In the entries, find all lines that hold the word "tube" and copy them.

**TASK INPUT**
========
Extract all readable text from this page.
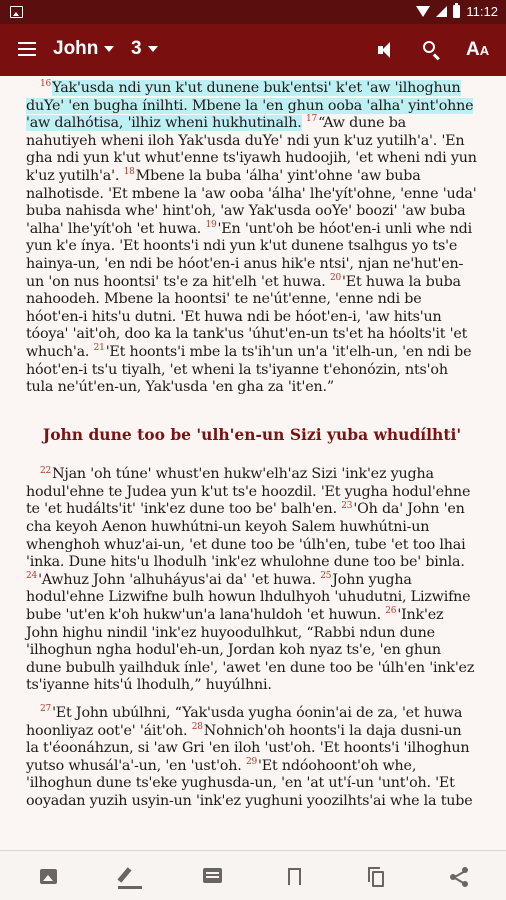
11:12
John 3	AA
$^{16}$Yak'usda ndi yun k'ut dunene buk'entsi' k'et 'aw 'ilhoghun duYe' 'en bugha ínilhti. Mbene la 'en ghun ooba 'alha' yint'ohne 'aw dalhótisa, 'ilhiz wheni hukhutinalh. $^{17}$“Aw dune ba nahutiyeh wheni iloh Yak'usda duYe' ndi yun k'uz yutilh'a'. 'En gha ndi yun k'ut whut'enne ts'iyawh hudoojih, 'et wheni ndi yun k'uz yutilh'a'. $^{18}$Mbene la buba 'álha' yint'ohne 'aw buba nalhotisde. 'Et mbene la 'aw ooba 'álha' lhe'yít'ohne, 'enne 'uda' buba nahisda whe' hint'oh, 'aw Yak'usda ooYe' boozi' 'aw buba 'alha' lhe'yít'oh 'et huwa. $^{19}$'En 'unt'oh be hóot'en-i unli whe ndi yun k'e ínya. 'Et hoonts'i ndi yun k'ut dunene tsalhgus yo ts'e hainya-un, 'en ndi be hóot'en-i anus hik'e ntsi', njan ne'hut'en-un 'on nus hoontsi' ts'e za hit'elh 'et huwa. $^{20}$'Et huwa la buba nahoodeh. Mbene la hoontsi' te ne'út'enne, 'enne ndi be hóot'en-i hits'u dutni. 'Et huwa ndi be hóot'en-i, 'aw hits'un tóoya' 'ait'oh, doo ka la tank'us 'úhut'en-un ts'et ha hóolts'it 'et whuch'a. $^{21}$'Et hoonts'i mbe la ts'ih'un un'a 'it'elh-un, 'en ndi be hóot'en-i ts'u tiyalh, 'et wheni la ts'iyanne t'ehonózin, nts'oh tula ne'út'en-un, Yak'usda 'en gha za 'it'en.”
John dune too be 'ulh'en-un Sizi yuba whudílhti'
$^{22}$Njan 'oh túne' whust'en hukw'elh'az Sizi 'ink'ez yugha hodul'ehne te Judea yun k'ut ts'e hoozdil. 'Et yugha hodul'ehne te 'et hudálts'it' 'ink'ez dune too be' balh'en. $^{23}$'Oh da' John 'en cha keyoh Aenon huwhútni-un keyoh Salem huwhútni-un whenghoh whuz'ai-un, 'et dune too be 'úlh'en, tube 'et too lhai 'inka. Dune hits'u lhodulh 'ink'ez whulohne dune too be' binla. $^{24}$'Awhuz John 'alhuháyus'ai da' 'et huwa. $^{25}$John yugha hodul'ehne Lizwifne bulh howun lhdulhyoh 'uhudutni, Lizwifne bube 'ut'en k'oh hukw'un'a lana'huldoh 'et huwun. $^{26}$'Ink'ez John highu nindil 'ink'ez huyoodulhkut, “Rabbi ndun dune 'ilhoghun ngha hodul'eh-un, Jordan koh nyaz ts'e, 'en ghun dune bubulh yailhduk ínle', 'awet 'en dune too be 'úlh'en 'ink'ez ts'iyanne hits'ú lhodulh,” huyúlhni.
$^{27}$'Et John ubúlhni, “Yak'usda yugha óonin'ai de za, 'et huwa hoonliyaz oot'e' 'áit'oh. $^{28}$Nohnich'oh hoonts'i la daja dusni-un la t'éoonáhzun, si 'aw Gri 'en iloh 'ust'oh. 'Et hoonts'i 'ilhoghun yutso whusál'a'-un, 'en 'ust'oh. $^{29}$'Et ndóohoont'oh whe, 'ilhoghun dune ts'eke yughusda-un, 'en 'at ut'í-un 'unt'oh. 'Et ooyadan yuzih usyin-un 'ink'ez yughuni yoozilhts'ai whe la tube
========
**OUTPUT FOR THIS EXERCISE**
$^{22}$Njan 'oh túne' whust'en hukw'elh'az Sizi 'ink'ez yugha hodul'ehne te Judea yun k'ut ts'e hoozdil. 'Et yugha hodul'ehne te 'et hudálts'it' 'ink'ez dune too be' balh'en. $^{23}$'Oh da' John 'en cha keyoh Aenon huwhútni-un keyoh Salem huwhútni-un whenghoh whuz'ai-un, 'et dune too be 'úlh'en, tube 'et too lhai 'inka. Dune hits'u lhodulh 'ink'ez whulohne dune too be' binla. $^{24}$'Awhuz John 'alhuháyus'ai da' 'et huwa. $^{25}$John yugha hodul'ehne Lizwifne bulh howun lhdulhyoh 'uhudutni, Lizwifne bube 'ut'en k'oh hukw'un'a lana'huldoh 'et huwun. $^{26}$'Ink'ez John highu nindil 'ink'ez huyoodulhkut, “Rabbi ndun dune 'ilhoghun ngha hodul'eh-un, Jordan koh nyaz ts'e, 'en ghun dune bubulh yailhduk ínle', 'awet 'en dune too be 'úlh'en 'ink'ez ts'iyanne hits'ú lhodulh,” huyúlhni.
$^{27}$'Et John ubúlhni, “Yak'usda yugha óonin'ai de za, 'et huwa hoonliyaz oot'e' 'áit'oh. $^{28}$Nohnich'oh hoonts'i la daja dusni-un la t'éoonáhzun, si 'aw Gri 'en iloh 'ust'oh. 'Et hoonts'i 'ilhoghun yutso whusál'a'-un, 'en 'ust'oh. $^{29}$'Et ndóohoont'oh whe, 'ilhoghun dune ts'eke yughusda-un, 'en 'at ut'í-un 'unt'oh. 'Et ooyadan yuzih usyin-un 'ink'ez yughuni yoozilhts'ai whe la tube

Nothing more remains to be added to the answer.